## Source records
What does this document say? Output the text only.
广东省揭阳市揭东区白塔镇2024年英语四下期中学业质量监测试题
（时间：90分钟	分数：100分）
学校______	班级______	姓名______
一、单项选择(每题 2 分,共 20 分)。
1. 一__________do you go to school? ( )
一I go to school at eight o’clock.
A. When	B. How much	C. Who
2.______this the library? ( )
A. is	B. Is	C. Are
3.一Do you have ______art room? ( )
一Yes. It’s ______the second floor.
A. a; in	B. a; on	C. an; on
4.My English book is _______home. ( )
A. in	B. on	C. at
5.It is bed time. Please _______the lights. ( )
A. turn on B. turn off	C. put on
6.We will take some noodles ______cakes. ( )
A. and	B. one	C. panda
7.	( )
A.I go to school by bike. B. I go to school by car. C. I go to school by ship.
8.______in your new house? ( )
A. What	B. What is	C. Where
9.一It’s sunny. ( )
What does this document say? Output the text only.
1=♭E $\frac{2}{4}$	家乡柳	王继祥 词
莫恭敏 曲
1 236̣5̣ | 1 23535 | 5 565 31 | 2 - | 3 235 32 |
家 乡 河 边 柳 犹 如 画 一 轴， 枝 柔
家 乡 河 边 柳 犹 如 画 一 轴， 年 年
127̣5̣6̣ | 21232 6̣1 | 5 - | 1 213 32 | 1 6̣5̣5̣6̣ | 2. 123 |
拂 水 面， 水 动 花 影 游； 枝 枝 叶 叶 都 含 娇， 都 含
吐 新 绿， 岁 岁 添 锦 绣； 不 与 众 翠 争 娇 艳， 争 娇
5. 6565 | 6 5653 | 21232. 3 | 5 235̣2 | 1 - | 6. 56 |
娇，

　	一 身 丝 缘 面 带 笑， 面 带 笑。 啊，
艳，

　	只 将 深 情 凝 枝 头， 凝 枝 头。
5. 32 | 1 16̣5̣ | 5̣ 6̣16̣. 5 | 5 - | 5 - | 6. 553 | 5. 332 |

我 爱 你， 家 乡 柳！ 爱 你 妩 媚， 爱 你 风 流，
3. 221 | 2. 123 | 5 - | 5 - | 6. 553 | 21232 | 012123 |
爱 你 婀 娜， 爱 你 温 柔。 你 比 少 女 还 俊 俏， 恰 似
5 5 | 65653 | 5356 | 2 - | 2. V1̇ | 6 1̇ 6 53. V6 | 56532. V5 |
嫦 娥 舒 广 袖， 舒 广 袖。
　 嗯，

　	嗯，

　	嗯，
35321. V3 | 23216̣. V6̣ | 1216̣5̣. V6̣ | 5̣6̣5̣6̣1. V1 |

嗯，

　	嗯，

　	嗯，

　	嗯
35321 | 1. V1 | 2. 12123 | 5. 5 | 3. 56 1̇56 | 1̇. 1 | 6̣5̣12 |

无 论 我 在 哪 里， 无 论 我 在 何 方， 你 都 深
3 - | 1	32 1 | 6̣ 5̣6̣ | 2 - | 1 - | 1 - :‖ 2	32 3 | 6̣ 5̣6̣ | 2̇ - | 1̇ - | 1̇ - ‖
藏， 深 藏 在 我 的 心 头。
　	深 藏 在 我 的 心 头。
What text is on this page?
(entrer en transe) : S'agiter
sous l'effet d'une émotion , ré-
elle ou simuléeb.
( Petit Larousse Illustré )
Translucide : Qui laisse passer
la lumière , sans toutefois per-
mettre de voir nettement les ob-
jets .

## Instructions for the task
Pull out each line of the records holding the string "school".

## The completed task
1. 一__________do you go to school? ( )
一I go to school at eight o’clock.
A.I go to school by bike. B. I go to school by car. C. I go to school by ship.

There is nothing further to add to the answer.